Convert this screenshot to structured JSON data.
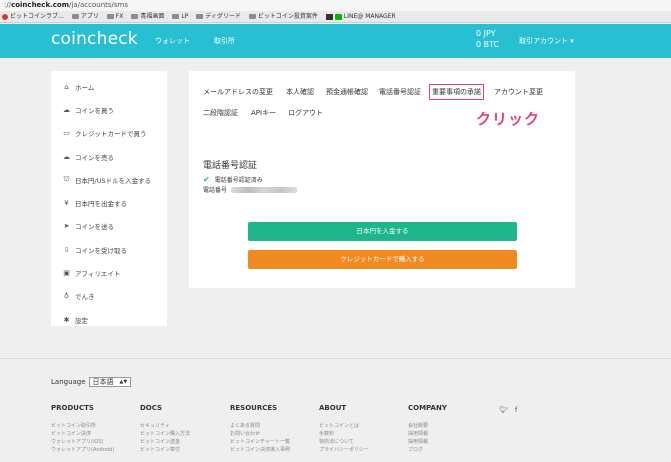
{
  "browser": {
    "url_prefix": "://",
    "url_domain": "coincheck.com",
    "url_path": "/ja/accounts/sms",
    "bookmarks": [
      "ビットコインラブ...",
      "アプリ",
      "FX",
      "青福画面",
      "LP",
      "ディグリード",
      "ビットコイン投資案件",
      "LINE@ MANAGER"
    ]
  },
  "header": {
    "logo": "coincheck",
    "nav": [
      "ウォレット",
      "取引所"
    ],
    "balance_jpy": "0 JPY",
    "balance_btc": "0 BTC",
    "account_menu": "取引アカウント ▾",
    "bg_color": "#29bfd2"
  },
  "sidebar": {
    "items": [
      {
        "label": "ホーム",
        "icon": "home-icon",
        "glyph": "⌂"
      },
      {
        "label": "コインを買う",
        "icon": "cloud-download-icon",
        "glyph": "☁"
      },
      {
        "label": "クレジットカードで買う",
        "icon": "credit-card-icon",
        "glyph": "▭"
      },
      {
        "label": "コインを売る",
        "icon": "cloud-upload-icon",
        "glyph": "☁"
      },
      {
        "label": "日本円/USドルを入金する",
        "icon": "bank-icon",
        "glyph": "⛫"
      },
      {
        "label": "日本円を出金する",
        "icon": "yen-icon",
        "glyph": "¥"
      },
      {
        "label": "コインを送る",
        "icon": "send-icon",
        "glyph": "➤"
      },
      {
        "label": "コインを受け取る",
        "icon": "download-icon",
        "glyph": "⇩"
      },
      {
        "label": "アフィリエイト",
        "icon": "gift-icon",
        "glyph": "▣"
      },
      {
        "label": "でんき",
        "icon": "lightbulb-icon",
        "glyph": "♁"
      },
      {
        "label": "設定",
        "icon": "gear-icon",
        "glyph": "✱"
      }
    ]
  },
  "main": {
    "tabs_row1": [
      "メールアドレスの変更",
      "本人確認",
      "預金通帳確認",
      "電話番号認証",
      "重要事項の承諾",
      "アカウント変更"
    ],
    "tabs_row2": [
      "二段階認証",
      "APIキー",
      "ログアウト"
    ],
    "annotation": "クリック",
    "annotation_color": "#e2417d",
    "section_title": "電話番号認証",
    "verified_text": "電話番号認証済み",
    "phone_label": "電話番号",
    "btn_deposit": "日本円を入金する",
    "btn_credit": "クレジットカードで購入する",
    "deposit_color": "#1fb68c",
    "credit_color": "#f18a21"
  },
  "footer": {
    "language_label": "Language",
    "language_value": "日本語",
    "columns": [
      {
        "head": "PRODUCTS",
        "links": [
          "ビットコイン取引所",
          "ビットコイン決済",
          "ウォレットアプリ(iOS)",
          "ウォレットアプリ(Android)"
        ]
      },
      {
        "head": "DOCS",
        "links": [
          "セキュリティ",
          "ビットコイン購入方法",
          "ビットコイン送金",
          "ビットコイン寄付"
        ]
      },
      {
        "head": "RESOURCES",
        "links": [
          "よくある質問",
          "お問い合わせ",
          "ビットコインチャート一覧",
          "ビットコイン決済導入事例"
        ]
      },
      {
        "head": "ABOUT",
        "links": [
          "ビットコインとは",
          "手数料",
          "特商法について",
          "プライバシーポリシー"
        ]
      },
      {
        "head": "COMPANY",
        "links": [
          "会社概要",
          "採用情報",
          "採用情報",
          "ブログ"
        ]
      }
    ],
    "social": [
      "twitter-icon",
      "facebook-icon"
    ]
  }
}
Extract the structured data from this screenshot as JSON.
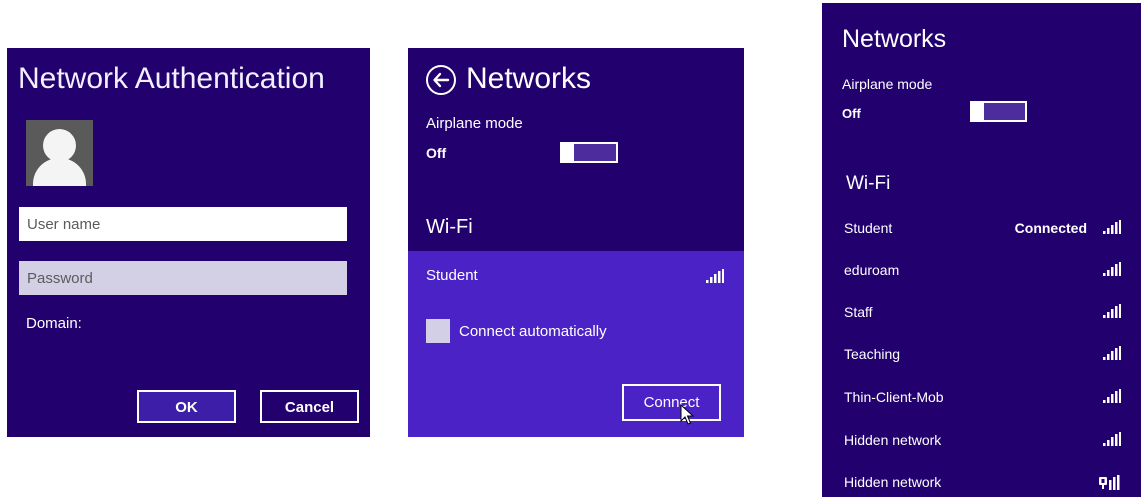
{
  "auth_dialog": {
    "title": "Network Authentication",
    "username_placeholder": "User name",
    "password_placeholder": "Password",
    "domain_label": "Domain:",
    "ok_label": "OK",
    "cancel_label": "Cancel"
  },
  "connect_flyout": {
    "title": "Networks",
    "airplane_mode_label": "Airplane mode",
    "airplane_mode_state": "Off",
    "wifi_heading": "Wi-Fi",
    "selected_network": "Student",
    "connect_auto_label": "Connect automatically",
    "connect_button_label": "Connect"
  },
  "networks_list": {
    "title": "Networks",
    "airplane_mode_label": "Airplane mode",
    "airplane_mode_state": "Off",
    "wifi_heading": "Wi-Fi",
    "networks": [
      {
        "name": "Student",
        "status": "Connected"
      },
      {
        "name": "eduroam",
        "status": ""
      },
      {
        "name": "Staff",
        "status": ""
      },
      {
        "name": "Teaching",
        "status": ""
      },
      {
        "name": "Thin-Client-Mob",
        "status": ""
      },
      {
        "name": "Hidden network",
        "status": ""
      },
      {
        "name": "Hidden network",
        "status": ""
      }
    ]
  },
  "colors": {
    "panel_bg": "#22006e",
    "selected_bg": "#4b22c6",
    "text": "#ffffff"
  },
  "icons": [
    "user-avatar-icon",
    "back-arrow-icon",
    "wifi-signal-icon",
    "wifi-signal-secured-icon",
    "mouse-cursor-icon"
  ]
}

◇ ◇ ◇ ◇ ◇

Return all the lines that contain the string "data".

Convert this screenshot to structured JSON data.
Extract the structured data from this screenshot as JSON.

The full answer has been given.